- [Texto de origem]
--- --- ---

A estabilidade institucional é essencial para aumentar a confiança de investidores e reduzir conflitos entre os Poderes, defenderam especialistas durante o durante o CNN Talks: Quando as Regras Mudam, realizado pela CNN Brasil, em Brasília, nesta quarta-feira (5).
Durante o evento, o desembargador federal João Carlos Mayer Soares, do TRF1 (Tribunal Regional Federal da 1ª Região), afirmou que o Judiciário não pode decidir se uma política pública é “ruim” e que agências reguladoras devem ter essa competência, já que transcendem governos.
Além disso, criticou o protagonismo do Judiciário ao decidir sobre assuntos que não são próprios do poder.
Como exemplo, citou empresas que conseguem liminares para deixar de recolher tributos e passam a disputar licitações em condições mais favoráveis do que concorrentes submetidos às regras vigentes.
Segundo ele, a consolidação de precedentes é um caminho para ampliar a previsibilidade. “O grande problema da insegurança é justamente a existência de posições diferentes sobre a mesma matéria”, disse.

--- --- ---

- [Itens fornecidos]
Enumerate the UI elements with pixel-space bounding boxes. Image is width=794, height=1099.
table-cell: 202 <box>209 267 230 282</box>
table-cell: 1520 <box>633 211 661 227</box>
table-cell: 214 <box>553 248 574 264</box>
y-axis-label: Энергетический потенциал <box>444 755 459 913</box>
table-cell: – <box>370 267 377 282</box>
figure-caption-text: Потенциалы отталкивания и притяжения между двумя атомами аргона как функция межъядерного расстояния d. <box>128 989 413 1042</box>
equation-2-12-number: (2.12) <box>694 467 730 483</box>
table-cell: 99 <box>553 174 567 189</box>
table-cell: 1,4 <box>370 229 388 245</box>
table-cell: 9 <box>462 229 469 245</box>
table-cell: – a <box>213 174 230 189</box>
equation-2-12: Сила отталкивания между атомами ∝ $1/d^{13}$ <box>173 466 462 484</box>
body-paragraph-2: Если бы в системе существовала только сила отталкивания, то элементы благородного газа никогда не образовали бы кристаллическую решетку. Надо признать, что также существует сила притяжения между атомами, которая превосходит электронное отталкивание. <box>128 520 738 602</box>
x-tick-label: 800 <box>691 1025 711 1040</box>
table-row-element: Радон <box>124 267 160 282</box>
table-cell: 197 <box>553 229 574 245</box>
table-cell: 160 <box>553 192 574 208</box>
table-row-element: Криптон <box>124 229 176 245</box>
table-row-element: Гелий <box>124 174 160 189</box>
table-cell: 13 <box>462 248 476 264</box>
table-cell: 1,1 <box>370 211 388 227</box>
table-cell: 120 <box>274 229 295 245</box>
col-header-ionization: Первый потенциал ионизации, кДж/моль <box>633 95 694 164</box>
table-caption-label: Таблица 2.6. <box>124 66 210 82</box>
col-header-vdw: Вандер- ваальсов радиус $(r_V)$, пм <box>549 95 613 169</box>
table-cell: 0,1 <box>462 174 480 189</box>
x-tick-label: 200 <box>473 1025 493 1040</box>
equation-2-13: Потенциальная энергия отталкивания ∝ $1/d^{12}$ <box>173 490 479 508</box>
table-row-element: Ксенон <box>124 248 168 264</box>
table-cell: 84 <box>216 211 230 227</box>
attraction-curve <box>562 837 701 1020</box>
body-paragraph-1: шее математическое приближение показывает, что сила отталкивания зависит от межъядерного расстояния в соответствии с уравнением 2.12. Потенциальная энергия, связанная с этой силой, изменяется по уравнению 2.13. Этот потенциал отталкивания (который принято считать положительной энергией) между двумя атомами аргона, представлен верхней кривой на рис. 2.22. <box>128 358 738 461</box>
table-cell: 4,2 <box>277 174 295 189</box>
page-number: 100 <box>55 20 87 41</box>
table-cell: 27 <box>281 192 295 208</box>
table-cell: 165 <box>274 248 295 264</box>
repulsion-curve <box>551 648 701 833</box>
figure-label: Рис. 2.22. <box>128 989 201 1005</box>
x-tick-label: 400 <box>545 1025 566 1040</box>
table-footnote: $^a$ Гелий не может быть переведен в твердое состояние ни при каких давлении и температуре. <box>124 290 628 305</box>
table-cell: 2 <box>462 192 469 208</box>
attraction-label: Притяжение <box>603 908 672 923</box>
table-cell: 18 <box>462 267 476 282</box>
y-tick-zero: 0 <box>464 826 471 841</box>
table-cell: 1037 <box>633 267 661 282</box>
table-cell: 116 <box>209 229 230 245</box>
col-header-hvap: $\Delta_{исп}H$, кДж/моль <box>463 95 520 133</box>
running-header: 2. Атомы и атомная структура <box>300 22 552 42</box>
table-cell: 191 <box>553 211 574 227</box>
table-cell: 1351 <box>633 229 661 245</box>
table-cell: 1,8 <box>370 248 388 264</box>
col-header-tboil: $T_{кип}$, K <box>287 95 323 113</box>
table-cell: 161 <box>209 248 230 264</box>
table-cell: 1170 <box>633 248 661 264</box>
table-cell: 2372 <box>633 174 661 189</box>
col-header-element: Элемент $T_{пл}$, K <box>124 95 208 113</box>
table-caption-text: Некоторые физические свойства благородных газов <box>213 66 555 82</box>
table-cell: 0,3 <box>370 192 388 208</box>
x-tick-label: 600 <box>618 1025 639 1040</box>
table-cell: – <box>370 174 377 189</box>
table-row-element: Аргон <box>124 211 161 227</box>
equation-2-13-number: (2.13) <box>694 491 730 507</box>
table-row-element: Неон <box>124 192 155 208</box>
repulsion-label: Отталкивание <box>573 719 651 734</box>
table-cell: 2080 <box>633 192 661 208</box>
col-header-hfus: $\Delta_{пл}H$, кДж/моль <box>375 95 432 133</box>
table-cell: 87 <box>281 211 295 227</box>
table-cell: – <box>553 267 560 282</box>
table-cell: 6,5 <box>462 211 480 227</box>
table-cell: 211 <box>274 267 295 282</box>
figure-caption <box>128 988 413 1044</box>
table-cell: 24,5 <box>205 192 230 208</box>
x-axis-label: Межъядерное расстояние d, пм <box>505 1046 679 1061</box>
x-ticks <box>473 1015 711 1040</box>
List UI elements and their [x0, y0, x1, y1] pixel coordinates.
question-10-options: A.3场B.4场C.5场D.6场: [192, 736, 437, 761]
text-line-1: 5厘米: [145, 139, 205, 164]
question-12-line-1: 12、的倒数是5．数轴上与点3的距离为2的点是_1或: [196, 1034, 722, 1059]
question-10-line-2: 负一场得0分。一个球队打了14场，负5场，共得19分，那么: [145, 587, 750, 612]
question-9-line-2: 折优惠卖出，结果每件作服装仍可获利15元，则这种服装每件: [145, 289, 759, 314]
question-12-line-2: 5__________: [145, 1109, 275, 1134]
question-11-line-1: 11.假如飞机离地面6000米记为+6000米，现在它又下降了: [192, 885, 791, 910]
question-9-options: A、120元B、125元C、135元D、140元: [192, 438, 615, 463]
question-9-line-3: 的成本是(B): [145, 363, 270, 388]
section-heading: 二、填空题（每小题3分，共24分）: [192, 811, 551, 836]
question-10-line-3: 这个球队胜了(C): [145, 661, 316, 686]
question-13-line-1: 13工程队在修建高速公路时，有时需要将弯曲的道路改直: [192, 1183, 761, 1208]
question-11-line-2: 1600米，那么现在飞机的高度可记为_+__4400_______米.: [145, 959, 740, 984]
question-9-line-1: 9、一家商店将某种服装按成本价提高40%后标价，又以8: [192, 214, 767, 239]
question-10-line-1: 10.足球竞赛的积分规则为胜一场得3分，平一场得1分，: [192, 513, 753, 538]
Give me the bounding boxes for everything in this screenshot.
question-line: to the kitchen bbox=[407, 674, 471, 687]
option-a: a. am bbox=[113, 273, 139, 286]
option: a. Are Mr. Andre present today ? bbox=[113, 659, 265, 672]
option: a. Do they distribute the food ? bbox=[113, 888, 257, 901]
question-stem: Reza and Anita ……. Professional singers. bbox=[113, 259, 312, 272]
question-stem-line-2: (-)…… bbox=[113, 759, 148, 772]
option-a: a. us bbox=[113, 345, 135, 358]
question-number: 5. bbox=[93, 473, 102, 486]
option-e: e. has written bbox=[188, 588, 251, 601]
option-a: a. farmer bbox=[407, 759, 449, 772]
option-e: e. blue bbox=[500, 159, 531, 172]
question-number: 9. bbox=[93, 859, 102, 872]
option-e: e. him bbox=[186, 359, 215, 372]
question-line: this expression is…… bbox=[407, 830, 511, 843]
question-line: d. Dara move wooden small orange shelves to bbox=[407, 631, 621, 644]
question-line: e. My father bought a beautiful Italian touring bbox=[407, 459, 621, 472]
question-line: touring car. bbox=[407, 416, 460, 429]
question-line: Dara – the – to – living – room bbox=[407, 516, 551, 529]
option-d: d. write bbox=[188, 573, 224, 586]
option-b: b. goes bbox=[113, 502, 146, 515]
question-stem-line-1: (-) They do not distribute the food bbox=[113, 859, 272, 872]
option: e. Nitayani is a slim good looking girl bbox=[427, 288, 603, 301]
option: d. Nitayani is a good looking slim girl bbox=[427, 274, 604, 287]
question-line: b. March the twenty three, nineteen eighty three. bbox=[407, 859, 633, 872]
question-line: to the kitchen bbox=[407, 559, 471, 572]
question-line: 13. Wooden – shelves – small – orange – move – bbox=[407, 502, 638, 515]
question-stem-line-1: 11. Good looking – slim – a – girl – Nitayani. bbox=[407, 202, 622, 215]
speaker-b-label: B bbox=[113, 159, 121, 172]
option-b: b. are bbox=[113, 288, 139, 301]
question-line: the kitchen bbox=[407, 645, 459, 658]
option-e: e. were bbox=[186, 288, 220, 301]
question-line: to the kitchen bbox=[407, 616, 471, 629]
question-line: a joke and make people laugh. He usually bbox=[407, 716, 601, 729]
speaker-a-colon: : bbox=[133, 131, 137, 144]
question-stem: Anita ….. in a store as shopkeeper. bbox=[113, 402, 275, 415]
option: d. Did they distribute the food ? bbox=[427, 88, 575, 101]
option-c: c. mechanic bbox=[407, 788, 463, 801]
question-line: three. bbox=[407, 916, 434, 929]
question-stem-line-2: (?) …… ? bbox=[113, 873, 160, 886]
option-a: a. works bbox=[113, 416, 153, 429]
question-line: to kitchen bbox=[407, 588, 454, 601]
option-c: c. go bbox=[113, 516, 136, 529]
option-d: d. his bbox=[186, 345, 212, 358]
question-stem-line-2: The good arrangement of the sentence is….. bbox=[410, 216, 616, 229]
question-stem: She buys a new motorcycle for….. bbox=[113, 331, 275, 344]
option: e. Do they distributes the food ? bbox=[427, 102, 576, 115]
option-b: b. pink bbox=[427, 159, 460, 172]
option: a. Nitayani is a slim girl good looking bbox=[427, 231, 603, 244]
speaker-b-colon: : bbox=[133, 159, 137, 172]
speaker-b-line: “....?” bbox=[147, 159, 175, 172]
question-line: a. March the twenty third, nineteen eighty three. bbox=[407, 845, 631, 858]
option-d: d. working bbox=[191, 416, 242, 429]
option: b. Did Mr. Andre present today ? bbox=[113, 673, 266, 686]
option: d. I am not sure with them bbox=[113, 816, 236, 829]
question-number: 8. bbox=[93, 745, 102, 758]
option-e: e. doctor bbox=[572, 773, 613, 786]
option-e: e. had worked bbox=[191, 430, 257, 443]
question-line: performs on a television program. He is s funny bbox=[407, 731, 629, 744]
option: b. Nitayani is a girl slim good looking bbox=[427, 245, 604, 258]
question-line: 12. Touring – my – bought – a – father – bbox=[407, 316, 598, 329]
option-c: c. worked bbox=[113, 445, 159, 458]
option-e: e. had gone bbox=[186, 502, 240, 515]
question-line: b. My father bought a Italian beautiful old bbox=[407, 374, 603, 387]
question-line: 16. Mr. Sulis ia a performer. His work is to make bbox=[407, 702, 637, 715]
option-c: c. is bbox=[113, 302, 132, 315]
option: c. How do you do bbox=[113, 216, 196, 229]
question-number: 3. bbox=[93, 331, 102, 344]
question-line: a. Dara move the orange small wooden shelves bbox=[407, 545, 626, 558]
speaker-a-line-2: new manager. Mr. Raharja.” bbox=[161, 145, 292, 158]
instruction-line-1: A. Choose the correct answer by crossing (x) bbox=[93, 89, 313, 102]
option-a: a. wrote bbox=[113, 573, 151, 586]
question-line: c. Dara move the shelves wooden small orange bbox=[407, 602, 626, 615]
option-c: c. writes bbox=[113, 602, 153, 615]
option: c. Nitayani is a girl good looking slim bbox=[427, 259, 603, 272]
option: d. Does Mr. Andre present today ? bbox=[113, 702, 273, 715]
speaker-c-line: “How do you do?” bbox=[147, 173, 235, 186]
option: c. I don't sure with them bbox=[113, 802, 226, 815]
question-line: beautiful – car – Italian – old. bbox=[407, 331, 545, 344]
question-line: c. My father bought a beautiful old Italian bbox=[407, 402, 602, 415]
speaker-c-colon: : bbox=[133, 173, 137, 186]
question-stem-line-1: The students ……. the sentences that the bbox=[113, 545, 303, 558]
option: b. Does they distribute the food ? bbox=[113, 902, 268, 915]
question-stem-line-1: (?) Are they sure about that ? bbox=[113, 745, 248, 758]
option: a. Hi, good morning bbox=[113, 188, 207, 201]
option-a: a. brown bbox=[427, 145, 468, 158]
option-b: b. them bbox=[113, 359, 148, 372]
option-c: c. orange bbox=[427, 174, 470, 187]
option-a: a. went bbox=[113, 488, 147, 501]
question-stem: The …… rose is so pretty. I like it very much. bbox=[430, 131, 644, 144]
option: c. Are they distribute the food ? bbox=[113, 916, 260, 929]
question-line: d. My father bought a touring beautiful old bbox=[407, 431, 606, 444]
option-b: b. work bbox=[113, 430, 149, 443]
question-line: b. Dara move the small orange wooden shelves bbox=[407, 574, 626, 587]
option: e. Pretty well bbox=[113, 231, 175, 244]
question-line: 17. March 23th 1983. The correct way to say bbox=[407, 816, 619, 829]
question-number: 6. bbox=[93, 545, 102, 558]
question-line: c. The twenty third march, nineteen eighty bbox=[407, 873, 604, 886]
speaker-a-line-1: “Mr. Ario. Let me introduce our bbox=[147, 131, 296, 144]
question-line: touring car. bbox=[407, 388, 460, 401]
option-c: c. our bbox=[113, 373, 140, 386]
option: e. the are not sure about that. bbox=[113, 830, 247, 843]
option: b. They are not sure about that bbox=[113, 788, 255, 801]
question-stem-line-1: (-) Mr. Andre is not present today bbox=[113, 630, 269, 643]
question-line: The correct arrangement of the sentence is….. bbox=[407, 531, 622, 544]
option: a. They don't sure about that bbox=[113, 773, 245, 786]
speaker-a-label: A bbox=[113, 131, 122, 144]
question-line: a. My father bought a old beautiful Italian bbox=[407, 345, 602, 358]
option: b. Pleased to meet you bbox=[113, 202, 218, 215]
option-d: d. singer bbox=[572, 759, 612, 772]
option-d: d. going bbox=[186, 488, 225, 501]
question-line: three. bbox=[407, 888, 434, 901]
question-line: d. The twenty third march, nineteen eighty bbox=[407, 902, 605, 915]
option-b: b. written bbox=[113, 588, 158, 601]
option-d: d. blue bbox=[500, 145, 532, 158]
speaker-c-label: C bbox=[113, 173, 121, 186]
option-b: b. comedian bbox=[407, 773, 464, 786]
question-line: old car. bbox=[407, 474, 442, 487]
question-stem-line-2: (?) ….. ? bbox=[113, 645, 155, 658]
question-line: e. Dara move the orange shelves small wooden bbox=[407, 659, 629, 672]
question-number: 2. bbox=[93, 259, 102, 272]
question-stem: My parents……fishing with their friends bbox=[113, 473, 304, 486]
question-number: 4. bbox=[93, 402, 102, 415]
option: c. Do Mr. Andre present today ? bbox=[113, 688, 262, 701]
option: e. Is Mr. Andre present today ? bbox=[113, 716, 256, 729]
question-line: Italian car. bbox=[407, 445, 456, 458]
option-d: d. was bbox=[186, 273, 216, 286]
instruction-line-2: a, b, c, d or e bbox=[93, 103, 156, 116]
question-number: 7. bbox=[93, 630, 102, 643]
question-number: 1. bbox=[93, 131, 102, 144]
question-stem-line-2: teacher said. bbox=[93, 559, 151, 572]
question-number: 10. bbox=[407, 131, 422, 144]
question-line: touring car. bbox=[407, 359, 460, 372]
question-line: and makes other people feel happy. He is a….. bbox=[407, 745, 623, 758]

--- --- ---

- [O que se pede]
#1 Responda, por favor, com base no texto sobre o CNN Talks:
(a) Em que cidade o evento foi realizado?
(b) A qual tribunal pertence o desembargador João Carlos Mayer Soares?
(c) Segundo ele, qual é o grande problema da insegurança?
#2 Continue o texto sobre o CNN Talks a partir do ponto em que ele termina.
Os itens vêm de outra fonte.

- [Suas respostas]
#1
(a) Em Brasília.
(b) Ao TRF1 (Tribunal Regional Federal da 1ª Região).
(c) A existência de posições diferentes sobre a mesma matéria.

#2
Representando o setor de saneamento, a diretora-presidente da Abcon (Associação Brasileira das Empresas de Saneamento), Christianne Ferreira, afirmou que as empresas reguladas buscam solucionar conflitos antes de recorrer ao Judiciário.
“O pior cenário para o setor é a judicialização. A gente tenta ao máximo evitar esse caminho”, afirmou.
Já o advogado Marcelo Guaranys, sócio do Demarest Advogados, afirmou que a previsibilidade das regras pesa mais na decisão de investir do que a qualidade da própria regulação.
Segundo ele, investidores conseguem adaptar seus projetos a normas mais complexas, desde que elas permaneçam estáveis ao longo do tempo. “Regras ruins a gente melhora. Regras instáveis são muito piores”, afirmou durante o debate.